▸ **Region boundary data**
------------------------------------------------------------

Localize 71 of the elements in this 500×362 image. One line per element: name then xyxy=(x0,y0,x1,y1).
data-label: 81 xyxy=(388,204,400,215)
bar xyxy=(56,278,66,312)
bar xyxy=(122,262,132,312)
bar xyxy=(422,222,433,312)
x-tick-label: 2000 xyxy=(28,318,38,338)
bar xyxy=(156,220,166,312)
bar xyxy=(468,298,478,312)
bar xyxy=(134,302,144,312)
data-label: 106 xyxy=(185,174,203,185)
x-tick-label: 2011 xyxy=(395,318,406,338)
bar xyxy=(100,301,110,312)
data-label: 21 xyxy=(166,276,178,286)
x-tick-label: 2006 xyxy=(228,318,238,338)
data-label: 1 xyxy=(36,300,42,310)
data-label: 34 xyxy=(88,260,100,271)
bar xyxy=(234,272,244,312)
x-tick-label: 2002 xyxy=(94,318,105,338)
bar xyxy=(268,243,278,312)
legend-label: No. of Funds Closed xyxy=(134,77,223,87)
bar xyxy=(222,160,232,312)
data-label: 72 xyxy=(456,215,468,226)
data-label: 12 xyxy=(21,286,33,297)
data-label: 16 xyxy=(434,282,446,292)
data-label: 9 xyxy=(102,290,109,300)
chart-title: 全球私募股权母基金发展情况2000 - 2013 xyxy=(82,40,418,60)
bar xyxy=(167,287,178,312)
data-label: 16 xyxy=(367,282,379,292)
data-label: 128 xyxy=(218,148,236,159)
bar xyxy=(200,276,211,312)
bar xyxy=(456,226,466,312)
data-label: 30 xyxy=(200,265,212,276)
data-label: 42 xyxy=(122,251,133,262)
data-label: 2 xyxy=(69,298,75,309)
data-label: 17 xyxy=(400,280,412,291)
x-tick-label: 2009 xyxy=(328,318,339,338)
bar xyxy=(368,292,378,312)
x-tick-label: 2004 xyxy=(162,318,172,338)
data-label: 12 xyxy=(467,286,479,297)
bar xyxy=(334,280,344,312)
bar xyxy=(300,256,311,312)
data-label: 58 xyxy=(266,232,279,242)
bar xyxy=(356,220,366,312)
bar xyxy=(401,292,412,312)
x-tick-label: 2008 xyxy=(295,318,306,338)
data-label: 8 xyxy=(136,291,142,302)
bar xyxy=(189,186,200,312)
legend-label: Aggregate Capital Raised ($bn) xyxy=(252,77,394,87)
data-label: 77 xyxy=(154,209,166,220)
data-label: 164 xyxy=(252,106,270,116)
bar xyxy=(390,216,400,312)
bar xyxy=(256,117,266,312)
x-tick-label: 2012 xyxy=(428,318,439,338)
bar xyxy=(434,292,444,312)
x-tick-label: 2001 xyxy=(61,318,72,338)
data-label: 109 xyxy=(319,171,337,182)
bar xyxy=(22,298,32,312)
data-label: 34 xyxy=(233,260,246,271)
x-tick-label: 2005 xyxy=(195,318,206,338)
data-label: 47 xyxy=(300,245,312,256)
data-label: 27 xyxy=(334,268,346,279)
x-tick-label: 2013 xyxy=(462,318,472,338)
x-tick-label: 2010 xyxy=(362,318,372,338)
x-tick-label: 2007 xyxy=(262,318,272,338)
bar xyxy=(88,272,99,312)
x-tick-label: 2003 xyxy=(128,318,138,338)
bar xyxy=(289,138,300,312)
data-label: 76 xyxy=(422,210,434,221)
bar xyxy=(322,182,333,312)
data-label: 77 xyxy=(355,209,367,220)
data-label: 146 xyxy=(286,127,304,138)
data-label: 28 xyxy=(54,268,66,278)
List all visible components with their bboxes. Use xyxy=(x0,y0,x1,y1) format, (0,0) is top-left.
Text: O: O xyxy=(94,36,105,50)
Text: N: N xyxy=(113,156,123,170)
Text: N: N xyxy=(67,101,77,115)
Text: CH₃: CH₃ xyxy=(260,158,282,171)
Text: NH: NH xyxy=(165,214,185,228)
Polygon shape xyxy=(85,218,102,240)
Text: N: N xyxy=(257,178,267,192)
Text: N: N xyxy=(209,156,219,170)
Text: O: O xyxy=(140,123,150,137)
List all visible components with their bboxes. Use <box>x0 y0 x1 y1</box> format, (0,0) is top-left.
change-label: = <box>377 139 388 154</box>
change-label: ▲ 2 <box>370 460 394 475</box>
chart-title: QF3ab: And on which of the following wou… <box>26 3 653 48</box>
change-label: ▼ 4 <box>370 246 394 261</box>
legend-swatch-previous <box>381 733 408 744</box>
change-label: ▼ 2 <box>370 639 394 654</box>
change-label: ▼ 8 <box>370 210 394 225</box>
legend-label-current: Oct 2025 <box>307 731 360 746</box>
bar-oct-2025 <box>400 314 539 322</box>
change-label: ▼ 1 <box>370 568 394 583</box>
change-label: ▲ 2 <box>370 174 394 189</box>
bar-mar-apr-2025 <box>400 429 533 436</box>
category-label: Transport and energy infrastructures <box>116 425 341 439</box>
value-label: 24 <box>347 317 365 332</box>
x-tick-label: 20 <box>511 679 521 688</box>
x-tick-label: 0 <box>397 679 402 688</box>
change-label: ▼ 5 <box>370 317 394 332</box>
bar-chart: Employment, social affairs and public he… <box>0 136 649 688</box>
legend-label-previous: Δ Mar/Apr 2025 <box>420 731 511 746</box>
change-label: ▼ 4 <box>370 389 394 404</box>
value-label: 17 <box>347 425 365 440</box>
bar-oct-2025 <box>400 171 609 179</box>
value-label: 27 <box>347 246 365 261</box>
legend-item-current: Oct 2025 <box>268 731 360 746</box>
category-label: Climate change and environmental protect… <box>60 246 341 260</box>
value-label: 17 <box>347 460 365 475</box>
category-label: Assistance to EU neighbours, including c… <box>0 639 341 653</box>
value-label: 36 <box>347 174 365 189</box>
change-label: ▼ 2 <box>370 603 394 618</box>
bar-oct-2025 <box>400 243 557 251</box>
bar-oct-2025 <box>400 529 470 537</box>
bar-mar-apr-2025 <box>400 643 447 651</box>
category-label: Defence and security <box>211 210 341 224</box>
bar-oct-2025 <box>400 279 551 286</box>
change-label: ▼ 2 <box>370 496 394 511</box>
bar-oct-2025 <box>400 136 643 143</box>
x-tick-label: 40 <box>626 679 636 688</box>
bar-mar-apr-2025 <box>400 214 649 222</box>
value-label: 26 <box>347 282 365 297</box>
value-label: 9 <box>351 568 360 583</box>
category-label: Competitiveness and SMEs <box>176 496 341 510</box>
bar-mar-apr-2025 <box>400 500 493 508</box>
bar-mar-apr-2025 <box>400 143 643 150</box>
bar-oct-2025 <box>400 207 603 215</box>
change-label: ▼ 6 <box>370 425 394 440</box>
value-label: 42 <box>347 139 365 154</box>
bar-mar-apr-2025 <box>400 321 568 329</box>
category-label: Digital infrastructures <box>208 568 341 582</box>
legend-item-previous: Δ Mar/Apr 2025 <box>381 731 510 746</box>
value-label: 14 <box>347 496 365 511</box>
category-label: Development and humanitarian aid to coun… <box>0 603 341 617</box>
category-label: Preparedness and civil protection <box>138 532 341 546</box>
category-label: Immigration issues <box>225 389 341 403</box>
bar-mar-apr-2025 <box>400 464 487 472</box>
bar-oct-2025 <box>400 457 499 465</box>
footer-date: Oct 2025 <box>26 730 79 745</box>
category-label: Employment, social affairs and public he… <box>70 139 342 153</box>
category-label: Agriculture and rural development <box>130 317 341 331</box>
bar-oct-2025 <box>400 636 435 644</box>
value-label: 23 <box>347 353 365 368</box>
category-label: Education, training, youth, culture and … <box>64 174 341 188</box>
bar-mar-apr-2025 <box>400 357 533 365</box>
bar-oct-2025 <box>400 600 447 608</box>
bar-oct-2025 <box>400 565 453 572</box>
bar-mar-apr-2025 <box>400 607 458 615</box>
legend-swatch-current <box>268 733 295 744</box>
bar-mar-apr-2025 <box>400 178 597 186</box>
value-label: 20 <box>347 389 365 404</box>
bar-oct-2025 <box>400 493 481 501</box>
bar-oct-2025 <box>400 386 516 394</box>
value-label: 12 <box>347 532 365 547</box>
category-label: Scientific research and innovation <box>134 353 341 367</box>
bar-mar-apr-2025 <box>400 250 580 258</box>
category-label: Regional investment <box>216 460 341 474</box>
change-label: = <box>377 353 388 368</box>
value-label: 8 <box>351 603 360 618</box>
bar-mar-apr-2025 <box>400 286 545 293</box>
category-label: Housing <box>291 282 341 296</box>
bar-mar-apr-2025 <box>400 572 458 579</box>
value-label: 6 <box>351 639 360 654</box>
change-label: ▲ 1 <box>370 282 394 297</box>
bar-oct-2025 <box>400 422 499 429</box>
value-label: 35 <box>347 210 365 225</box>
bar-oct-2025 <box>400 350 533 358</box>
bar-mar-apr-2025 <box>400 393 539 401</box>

------------------------------------------------------------

▸ **Written instruction**
Please restate word for word everything from the start of the items down through the line containing "data-label: 34 xyxy=(88,260,100,271)", both ends included.

▸ **Solution below**
Localize 71 of the elements in this 500×362 image. One line per element: name then xyxy=(x0,y0,x1,y1).
data-label: 81 xyxy=(388,204,400,215)
bar xyxy=(56,278,66,312)
bar xyxy=(122,262,132,312)
bar xyxy=(422,222,433,312)
x-tick-label: 2000 xyxy=(28,318,38,338)
bar xyxy=(156,220,166,312)
bar xyxy=(468,298,478,312)
bar xyxy=(134,302,144,312)
data-label: 106 xyxy=(185,174,203,185)
x-tick-label: 2011 xyxy=(395,318,406,338)
bar xyxy=(100,301,110,312)
data-label: 21 xyxy=(166,276,178,286)
x-tick-label: 2006 xyxy=(228,318,238,338)
data-label: 1 xyxy=(36,300,42,310)
data-label: 34 xyxy=(88,260,100,271)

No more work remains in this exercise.